Collected data entries:
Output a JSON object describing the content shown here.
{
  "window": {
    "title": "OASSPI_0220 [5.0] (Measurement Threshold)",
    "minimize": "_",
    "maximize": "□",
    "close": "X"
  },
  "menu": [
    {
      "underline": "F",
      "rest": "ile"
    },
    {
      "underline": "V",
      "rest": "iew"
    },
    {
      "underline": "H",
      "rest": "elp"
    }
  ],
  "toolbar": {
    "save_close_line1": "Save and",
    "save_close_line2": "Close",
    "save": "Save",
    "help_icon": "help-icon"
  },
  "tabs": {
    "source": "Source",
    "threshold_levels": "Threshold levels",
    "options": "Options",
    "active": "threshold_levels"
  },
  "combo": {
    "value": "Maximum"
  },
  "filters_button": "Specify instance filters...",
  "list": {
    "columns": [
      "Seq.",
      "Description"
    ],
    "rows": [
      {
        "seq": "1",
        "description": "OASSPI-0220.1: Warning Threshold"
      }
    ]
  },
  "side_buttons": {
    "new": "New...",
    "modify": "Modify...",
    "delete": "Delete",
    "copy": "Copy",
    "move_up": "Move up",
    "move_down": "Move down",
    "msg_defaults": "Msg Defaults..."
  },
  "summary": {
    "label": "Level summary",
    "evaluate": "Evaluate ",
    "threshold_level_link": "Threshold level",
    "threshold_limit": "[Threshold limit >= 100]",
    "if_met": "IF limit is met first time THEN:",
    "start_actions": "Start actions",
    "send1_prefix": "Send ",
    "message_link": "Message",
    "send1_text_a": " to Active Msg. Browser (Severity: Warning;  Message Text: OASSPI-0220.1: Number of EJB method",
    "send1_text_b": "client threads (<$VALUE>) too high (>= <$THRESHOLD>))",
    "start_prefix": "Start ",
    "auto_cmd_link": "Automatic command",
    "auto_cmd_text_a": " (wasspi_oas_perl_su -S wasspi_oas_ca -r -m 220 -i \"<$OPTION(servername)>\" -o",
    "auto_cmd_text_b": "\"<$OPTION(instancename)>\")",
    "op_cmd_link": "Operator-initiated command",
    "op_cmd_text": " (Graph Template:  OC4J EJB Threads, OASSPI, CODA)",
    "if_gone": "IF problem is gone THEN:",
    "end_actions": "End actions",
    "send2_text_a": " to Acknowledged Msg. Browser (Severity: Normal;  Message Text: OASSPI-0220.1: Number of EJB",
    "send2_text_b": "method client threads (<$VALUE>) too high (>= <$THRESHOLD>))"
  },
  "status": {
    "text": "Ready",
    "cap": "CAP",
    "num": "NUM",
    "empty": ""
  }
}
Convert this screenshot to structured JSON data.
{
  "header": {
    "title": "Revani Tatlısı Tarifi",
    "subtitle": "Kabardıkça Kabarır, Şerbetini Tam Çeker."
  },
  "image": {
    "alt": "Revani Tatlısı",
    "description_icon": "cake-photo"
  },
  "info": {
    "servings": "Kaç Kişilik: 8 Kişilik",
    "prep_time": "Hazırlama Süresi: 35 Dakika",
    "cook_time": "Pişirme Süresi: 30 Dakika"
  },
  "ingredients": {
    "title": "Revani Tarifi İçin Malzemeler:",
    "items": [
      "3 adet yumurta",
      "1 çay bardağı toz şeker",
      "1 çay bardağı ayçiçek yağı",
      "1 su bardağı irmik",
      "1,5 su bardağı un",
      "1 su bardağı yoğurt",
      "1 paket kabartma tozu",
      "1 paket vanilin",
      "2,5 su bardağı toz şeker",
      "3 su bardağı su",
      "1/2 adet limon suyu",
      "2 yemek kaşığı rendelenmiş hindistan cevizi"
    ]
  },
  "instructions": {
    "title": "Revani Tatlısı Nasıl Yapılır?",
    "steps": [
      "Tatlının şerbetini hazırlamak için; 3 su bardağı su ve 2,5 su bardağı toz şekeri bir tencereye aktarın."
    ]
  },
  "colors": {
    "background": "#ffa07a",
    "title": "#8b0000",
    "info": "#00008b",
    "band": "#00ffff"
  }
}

Exercise: Take the entries and copy them out exactly.

The result:
Output a JSON object describing the content shown here.
{
  "window": {
    "title": "OASSPI_0220 [5.0] (Measurement Threshold)",
    "minimize": "_",
    "maximize": "□",
    "close": "X"
  },
  "menu": [
    {
      "underline": "F",
      "rest": "ile"
    },
    {
      "underline": "V",
      "rest": "iew"
    },
    {
      "underline": "H",
      "rest": "elp"
    }
  ],
  "toolbar": {
    "save_close_line1": "Save and",
    "save_close_line2": "Close",
    "save": "Save",
    "help_icon": "help-icon"
  },
  "tabs": {
    "source": "Source",
    "threshold_levels": "Threshold levels",
    "options": "Options",
    "active": "threshold_levels"
  },
  "combo": {
    "value": "Maximum"
  },
  "filters_button": "Specify instance filters...",
  "list": {
    "columns": [
      "Seq.",
      "Description"
    ],
    "rows": [
      {
        "seq": "1",
        "description": "OASSPI-0220.1: Warning Threshold"
      }
    ]
  },
  "side_buttons": {
    "new": "New...",
    "modify": "Modify...",
    "delete": "Delete",
    "copy": "Copy",
    "move_up": "Move up",
    "move_down": "Move down",
    "msg_defaults": "Msg Defaults..."
  },
  "summary": {
    "label": "Level summary",
    "evaluate": "Evaluate ",
    "threshold_level_link": "Threshold level",
    "threshold_limit": "[Threshold limit >= 100]",
    "if_met": "IF limit is met first time THEN:",
    "start_actions": "Start actions",
    "send1_prefix": "Send ",
    "message_link": "Message",
    "send1_text_a": " to Active Msg. Browser (Severity: Warning;  Message Text: OASSPI-0220.1: Number of EJB method",
    "send1_text_b": "client threads (<$VALUE>) too high (>= <$THRESHOLD>))",
    "start_prefix": "Start ",
    "auto_cmd_link": "Automatic command",
    "auto_cmd_text_a": " (wasspi_oas_perl_su -S wasspi_oas_ca -r -m 220 -i \"<$OPTION(servername)>\" -o",
    "auto_cmd_text_b": "\"<$OPTION(instancename)>\")",
    "op_cmd_link": "Operator-initiated command",
    "op_cmd_text": " (Graph Template:  OC4J EJB Threads, OASSPI, CODA)",
    "if_gone": "IF problem is gone THEN:",
    "end_actions": "End actions",
    "send2_text_a": " to Acknowledged Msg. Browser (Severity: Normal;  Message Text: OASSPI-0220.1: Number of EJB",
    "send2_text_b": "method client threads (<$VALUE>) too high (>= <$THRESHOLD>))"
  },
  "status": {
    "text": "Ready",
    "cap": "CAP",
    "num": "NUM",
    "empty": ""
  }
}
Convert this screenshot to structured JSON data.
{
  "header": {
    "title": "Revani Tatlısı Tarifi",
    "subtitle": "Kabardıkça Kabarır, Şerbetini Tam Çeker."
  },
  "image": {
    "alt": "Revani Tatlısı",
    "description_icon": "cake-photo"
  },
  "info": {
    "servings": "Kaç Kişilik: 8 Kişilik",
    "prep_time": "Hazırlama Süresi: 35 Dakika",
    "cook_time": "Pişirme Süresi: 30 Dakika"
  },
  "ingredients": {
    "title": "Revani Tarifi İçin Malzemeler:",
    "items": [
      "3 adet yumurta",
      "1 çay bardağı toz şeker",
      "1 çay bardağı ayçiçek yağı",
      "1 su bardağı irmik",
      "1,5 su bardağı un",
      "1 su bardağı yoğurt",
      "1 paket kabartma tozu",
      "1 paket vanilin",
      "2,5 su bardağı toz şeker",
      "3 su bardağı su",
      "1/2 adet limon suyu",
      "2 yemek kaşığı rendelenmiş hindistan cevizi"
    ]
  },
  "instructions": {
    "title": "Revani Tatlısı Nasıl Yapılır?",
    "steps": [
      "Tatlının şerbetini hazırlamak için; 3 su bardağı su ve 2,5 su bardağı toz şekeri bir tencereye aktarın."
    ]
  },
  "colors": {
    "background": "#ffa07a",
    "title": "#8b0000",
    "info": "#00008b",
    "band": "#00ffff"
  }
}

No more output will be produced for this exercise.